→ **SET EXERCISE**:
Copy nothing but the text: reproduce each line of the listing exactly and leave the pictures out.

Collection entries:
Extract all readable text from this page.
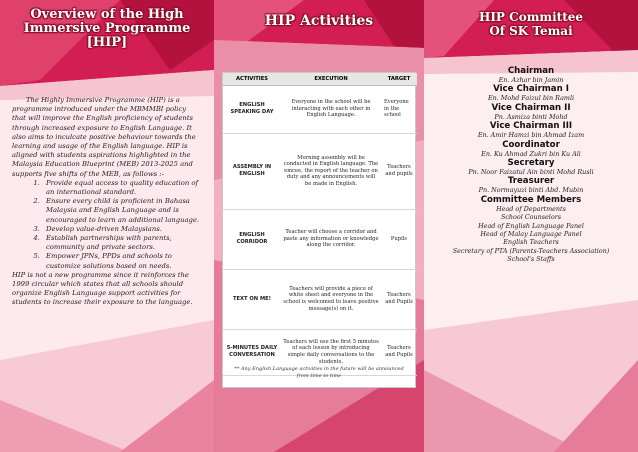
Overview of the High Immersive Programme [HIP]

The Highly Immersive Programme (HIP) is a programme introduced under the MBMMBI policy that will improve the English proficiency of students through increased exposure to English Language. It also aims to inculcate positive behaviour towards the learning and usage of the English language. HIP is aligned with students aspirations highlighted in the Malaysia Education Blueprint (MEB) 2013-2025 and supports five shifts of the MEB, as follows :-

1. Provide equal access to quality education of an international standard.
2. Ensure every child is proficient in Bahasa Malaysia and English Language and is encouraged to learn an additional language.
3. Develop value-driven Malaysians.
4. Establish partnerships with parents, community and private sectors.
5. Empower JPNs, PPDs and schools to customize solutions based on needs.

HIP is not a new programme since it reinforces the 1999 circular which states that all schools should organize English Language support activities for students to increase their exposure to the language.

HIP Activities
ACTIVITIES	EXECUTION	TARGET
ENGLISH SPEAKING DAY	Everyone in the school will be interacting with each other in English Language.	Everyone in the school
ASSEMBLY IN ENGLISH	Morning assembly will be conducted in English language. The emcee, the report of the teacher on duty and any announcements will be made in English.	Teachers and pupils
ENGLISH CORRIDOR	Teacher will choose a corridor and paste any information or knowledge along the corridor.	Pupils
TEXT ON ME!	Teachers will provide a piece of white sheet and everyone in the school is welcomed to leave positive message(s) on it.	Teachers and Pupils
5-MINUTES DAILY CONVERSATION	Teachers will use the first 5 minutes of each lesson by introducing simple daily conversations to the students.	Teachers and Pupils

** Any English Language activities in the future will be announced from time to time

HIP Committee Of SK Temai
Chairman
En. Azhar bin Jamin
Vice Chairman I
En. Mohd Faizul bin Ramli
Vice Chairman II
Pn. Asmiza binti Mohd
Vice Chairman III
En. Amir Hamzi bin Ahmad Izam
Coordinator
En. Ku Ahmad Zukri bin Ku Ali
Secretary
Pn. Noor Faizatul Ain binti Mohd Rusli
Treasurer
Pn. Normayuzi binti Abd. Mubin
Committee Members
Head of Departments
School Counselors
Head of English Language Panel
Head of Malay Language Panel
English Teachers
Secretary of PTA (Parents-Teachers Association)
School's Staffs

→ **TASK RESPONSE**:
Extract all readable text from this page.
Overview of the High Immersive Programme [HIP]

The Highly Immersive Programme (HIP) is a programme introduced under the MBMMBI policy that will improve the English proficiency of students through increased exposure to English Language. It also aims to inculcate positive behaviour towards the learning and usage of the English language. HIP is aligned with students aspirations highlighted in the Malaysia Education Blueprint (MEB) 2013-2025 and supports five shifts of the MEB, as follows :-

1. Provide equal access to quality education of an international standard.
2. Ensure every child is proficient in Bahasa Malaysia and English Language and is encouraged to learn an additional language.
3. Develop value-driven Malaysians.
4. Establish partnerships with parents, community and private sectors.
5. Empower JPNs, PPDs and schools to customize solutions based on needs.

HIP is not a new programme since it reinforces the 1999 circular which states that all schools should organize English Language support activities for students to increase their exposure to the language.

HIP Activities
ACTIVITIES	EXECUTION	TARGET
ENGLISH SPEAKING DAY	Everyone in the school will be interacting with each other in English Language.	Everyone in the school
ASSEMBLY IN ENGLISH	Morning assembly will be conducted in English language. The emcee, the report of the teacher on duty and any announcements will be made in English.	Teachers and pupils
ENGLISH CORRIDOR	Teacher will choose a corridor and paste any information or knowledge along the corridor.	Pupils
TEXT ON ME!	Teachers will provide a piece of white sheet and everyone in the school is welcomed to leave positive message(s) on it.	Teachers and Pupils
5-MINUTES DAILY CONVERSATION	Teachers will use the first 5 minutes of each lesson by introducing simple daily conversations to the students.	Teachers and Pupils

** Any English Language activities in the future will be announced from time to time

HIP Committee Of SK Temai
Chairman
En. Azhar bin Jamin
Vice Chairman I
En. Mohd Faizul bin Ramli
Vice Chairman II
Pn. Asmiza binti Mohd
Vice Chairman III
En. Amir Hamzi bin Ahmad Izam
Coordinator
En. Ku Ahmad Zukri bin Ku Ali
Secretary
Pn. Noor Faizatul Ain binti Mohd Rusli
Treasurer
Pn. Normayuzi binti Abd. Mubin
Committee Members
Head of Departments
School Counselors
Head of English Language Panel
Head of Malay Language Panel
English Teachers
Secretary of PTA (Parents-Teachers Association)
School's Staffs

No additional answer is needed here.